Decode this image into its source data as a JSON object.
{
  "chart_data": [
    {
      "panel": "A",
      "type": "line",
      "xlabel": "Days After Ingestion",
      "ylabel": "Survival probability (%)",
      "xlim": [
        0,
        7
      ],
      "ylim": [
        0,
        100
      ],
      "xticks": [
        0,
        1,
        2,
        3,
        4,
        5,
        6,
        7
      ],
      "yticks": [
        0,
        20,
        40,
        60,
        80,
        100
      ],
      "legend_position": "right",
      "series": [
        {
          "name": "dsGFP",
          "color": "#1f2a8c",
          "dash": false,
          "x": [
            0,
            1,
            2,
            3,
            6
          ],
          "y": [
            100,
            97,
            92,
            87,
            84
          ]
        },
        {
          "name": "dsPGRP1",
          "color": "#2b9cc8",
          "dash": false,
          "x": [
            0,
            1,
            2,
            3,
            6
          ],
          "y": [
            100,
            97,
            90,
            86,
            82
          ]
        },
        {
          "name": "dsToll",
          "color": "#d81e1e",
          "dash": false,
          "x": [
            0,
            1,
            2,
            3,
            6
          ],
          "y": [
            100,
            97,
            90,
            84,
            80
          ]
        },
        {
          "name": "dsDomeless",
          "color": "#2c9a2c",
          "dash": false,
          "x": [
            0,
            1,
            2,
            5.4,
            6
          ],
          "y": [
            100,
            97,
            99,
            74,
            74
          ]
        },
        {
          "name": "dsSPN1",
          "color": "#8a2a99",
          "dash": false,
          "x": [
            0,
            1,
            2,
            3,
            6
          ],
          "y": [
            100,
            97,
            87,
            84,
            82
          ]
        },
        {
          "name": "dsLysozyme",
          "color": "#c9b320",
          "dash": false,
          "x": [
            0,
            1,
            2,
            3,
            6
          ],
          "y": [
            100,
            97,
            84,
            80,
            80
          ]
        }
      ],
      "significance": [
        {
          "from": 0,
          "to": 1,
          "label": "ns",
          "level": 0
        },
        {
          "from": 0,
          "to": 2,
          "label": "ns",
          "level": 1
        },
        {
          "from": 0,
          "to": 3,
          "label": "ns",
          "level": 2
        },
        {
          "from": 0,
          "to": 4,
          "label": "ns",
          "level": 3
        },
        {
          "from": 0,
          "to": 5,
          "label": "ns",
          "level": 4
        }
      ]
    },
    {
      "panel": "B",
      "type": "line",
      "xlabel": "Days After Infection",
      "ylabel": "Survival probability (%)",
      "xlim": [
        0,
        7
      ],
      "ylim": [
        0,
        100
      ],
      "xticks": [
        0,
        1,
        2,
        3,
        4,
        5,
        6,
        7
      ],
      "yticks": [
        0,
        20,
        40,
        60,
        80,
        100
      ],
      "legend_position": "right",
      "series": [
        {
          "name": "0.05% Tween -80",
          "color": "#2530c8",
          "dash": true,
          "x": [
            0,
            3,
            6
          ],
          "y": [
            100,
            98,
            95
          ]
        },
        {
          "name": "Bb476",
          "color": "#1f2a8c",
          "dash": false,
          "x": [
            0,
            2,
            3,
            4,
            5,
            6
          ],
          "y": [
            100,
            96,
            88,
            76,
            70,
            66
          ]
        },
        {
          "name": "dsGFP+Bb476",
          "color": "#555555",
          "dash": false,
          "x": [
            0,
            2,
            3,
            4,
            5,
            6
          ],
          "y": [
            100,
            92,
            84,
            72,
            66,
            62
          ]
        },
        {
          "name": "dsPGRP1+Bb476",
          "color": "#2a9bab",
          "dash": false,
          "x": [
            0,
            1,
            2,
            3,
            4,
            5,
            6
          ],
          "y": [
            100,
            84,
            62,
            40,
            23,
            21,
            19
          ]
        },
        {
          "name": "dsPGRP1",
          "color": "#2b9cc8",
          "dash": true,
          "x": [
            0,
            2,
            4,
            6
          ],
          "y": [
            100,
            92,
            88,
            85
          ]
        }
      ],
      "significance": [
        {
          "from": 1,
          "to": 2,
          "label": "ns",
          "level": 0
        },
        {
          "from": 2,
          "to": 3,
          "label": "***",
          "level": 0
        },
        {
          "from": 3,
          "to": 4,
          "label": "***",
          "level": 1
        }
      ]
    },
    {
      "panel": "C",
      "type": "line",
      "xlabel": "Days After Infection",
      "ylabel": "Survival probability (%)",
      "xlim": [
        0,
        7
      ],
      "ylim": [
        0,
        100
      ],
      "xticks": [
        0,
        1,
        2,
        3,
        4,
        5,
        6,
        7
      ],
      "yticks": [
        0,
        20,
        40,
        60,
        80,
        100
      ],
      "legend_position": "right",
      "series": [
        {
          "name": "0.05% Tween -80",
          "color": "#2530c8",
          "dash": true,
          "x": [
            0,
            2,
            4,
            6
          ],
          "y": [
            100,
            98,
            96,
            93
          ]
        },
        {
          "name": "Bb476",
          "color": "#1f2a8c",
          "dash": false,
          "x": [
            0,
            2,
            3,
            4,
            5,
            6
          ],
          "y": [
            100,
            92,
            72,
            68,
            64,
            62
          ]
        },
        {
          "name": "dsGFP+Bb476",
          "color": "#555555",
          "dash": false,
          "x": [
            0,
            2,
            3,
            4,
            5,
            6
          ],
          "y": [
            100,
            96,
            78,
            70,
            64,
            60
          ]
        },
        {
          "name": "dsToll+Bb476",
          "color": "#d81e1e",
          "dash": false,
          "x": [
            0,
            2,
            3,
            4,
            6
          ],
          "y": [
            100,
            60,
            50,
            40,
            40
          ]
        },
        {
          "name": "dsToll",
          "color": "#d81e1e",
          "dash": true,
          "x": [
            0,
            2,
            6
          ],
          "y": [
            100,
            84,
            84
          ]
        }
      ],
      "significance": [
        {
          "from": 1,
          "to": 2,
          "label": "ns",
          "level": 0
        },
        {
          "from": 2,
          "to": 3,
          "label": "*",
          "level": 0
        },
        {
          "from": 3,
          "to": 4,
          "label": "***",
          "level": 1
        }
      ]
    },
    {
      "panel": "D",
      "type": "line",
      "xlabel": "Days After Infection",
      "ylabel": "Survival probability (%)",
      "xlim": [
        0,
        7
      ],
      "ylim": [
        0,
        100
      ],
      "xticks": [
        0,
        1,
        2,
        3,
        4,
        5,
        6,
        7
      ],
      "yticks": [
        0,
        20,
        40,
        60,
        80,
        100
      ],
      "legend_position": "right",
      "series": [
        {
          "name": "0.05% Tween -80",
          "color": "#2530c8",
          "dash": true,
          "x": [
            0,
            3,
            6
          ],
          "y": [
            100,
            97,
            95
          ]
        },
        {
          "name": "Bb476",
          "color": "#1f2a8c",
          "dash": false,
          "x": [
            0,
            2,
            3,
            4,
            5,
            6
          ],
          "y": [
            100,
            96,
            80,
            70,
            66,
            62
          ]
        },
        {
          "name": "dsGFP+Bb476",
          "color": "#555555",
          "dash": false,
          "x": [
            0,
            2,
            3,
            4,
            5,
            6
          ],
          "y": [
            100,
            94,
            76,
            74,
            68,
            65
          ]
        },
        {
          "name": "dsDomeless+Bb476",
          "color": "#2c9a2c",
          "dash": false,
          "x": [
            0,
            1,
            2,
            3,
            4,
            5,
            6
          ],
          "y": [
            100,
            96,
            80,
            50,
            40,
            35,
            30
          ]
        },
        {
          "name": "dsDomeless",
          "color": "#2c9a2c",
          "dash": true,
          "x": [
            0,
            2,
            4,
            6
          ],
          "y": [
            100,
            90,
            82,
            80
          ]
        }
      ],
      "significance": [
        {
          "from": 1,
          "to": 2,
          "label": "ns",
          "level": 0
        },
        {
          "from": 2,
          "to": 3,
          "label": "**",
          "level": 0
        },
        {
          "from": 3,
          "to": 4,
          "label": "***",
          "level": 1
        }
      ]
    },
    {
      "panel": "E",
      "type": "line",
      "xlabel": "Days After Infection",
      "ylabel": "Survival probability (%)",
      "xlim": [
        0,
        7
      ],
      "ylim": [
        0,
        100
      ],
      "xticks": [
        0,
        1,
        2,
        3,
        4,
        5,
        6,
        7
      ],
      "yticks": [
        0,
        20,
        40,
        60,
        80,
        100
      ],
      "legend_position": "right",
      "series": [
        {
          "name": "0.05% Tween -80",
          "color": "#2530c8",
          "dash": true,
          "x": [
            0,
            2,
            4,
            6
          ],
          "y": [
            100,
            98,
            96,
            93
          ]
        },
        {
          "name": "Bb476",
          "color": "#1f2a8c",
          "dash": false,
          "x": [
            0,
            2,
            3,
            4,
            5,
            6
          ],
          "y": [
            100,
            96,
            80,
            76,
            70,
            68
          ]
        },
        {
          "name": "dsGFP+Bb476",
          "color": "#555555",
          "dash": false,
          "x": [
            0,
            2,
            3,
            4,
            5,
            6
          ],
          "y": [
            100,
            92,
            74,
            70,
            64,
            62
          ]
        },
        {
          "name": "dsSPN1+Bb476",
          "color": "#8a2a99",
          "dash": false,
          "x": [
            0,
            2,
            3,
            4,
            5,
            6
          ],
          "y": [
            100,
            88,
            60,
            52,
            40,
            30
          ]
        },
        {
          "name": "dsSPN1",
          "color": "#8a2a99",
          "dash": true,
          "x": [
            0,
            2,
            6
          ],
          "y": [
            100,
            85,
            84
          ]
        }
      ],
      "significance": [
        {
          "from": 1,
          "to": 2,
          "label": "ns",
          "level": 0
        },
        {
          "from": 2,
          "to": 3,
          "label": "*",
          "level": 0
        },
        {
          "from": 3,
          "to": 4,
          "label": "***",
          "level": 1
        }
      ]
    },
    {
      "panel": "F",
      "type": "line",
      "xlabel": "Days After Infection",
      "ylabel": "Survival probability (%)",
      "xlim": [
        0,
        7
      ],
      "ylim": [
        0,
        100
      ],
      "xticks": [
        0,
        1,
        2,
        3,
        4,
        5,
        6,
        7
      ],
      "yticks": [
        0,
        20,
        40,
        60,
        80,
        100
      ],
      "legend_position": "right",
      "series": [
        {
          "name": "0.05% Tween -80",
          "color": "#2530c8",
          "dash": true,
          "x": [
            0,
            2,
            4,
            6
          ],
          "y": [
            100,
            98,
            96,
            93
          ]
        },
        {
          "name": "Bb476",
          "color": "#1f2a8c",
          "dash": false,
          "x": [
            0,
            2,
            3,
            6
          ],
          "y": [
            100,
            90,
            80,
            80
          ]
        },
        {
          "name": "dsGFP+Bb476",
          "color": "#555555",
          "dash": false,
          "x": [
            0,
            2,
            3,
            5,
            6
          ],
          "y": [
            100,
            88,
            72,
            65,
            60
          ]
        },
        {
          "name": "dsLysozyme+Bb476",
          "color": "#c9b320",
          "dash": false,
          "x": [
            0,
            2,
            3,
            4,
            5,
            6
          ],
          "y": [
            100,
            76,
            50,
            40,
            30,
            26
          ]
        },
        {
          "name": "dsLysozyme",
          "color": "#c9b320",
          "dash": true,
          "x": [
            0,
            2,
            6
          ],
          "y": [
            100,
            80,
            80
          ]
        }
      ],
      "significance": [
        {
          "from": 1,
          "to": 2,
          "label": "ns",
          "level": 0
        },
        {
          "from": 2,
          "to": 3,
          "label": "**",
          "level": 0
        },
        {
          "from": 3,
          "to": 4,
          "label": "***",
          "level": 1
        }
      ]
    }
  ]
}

□ □ □ □ □ □ □

PROBLEM REQUIREMENTS. From the entries above, collect every line with the string "panel" in it.

ANSWER TO THE PROBLEM.
      "panel": "A",
      "panel": "B",
      "panel": "C",
      "panel": "D",
      "panel": "E",
      "panel": "F",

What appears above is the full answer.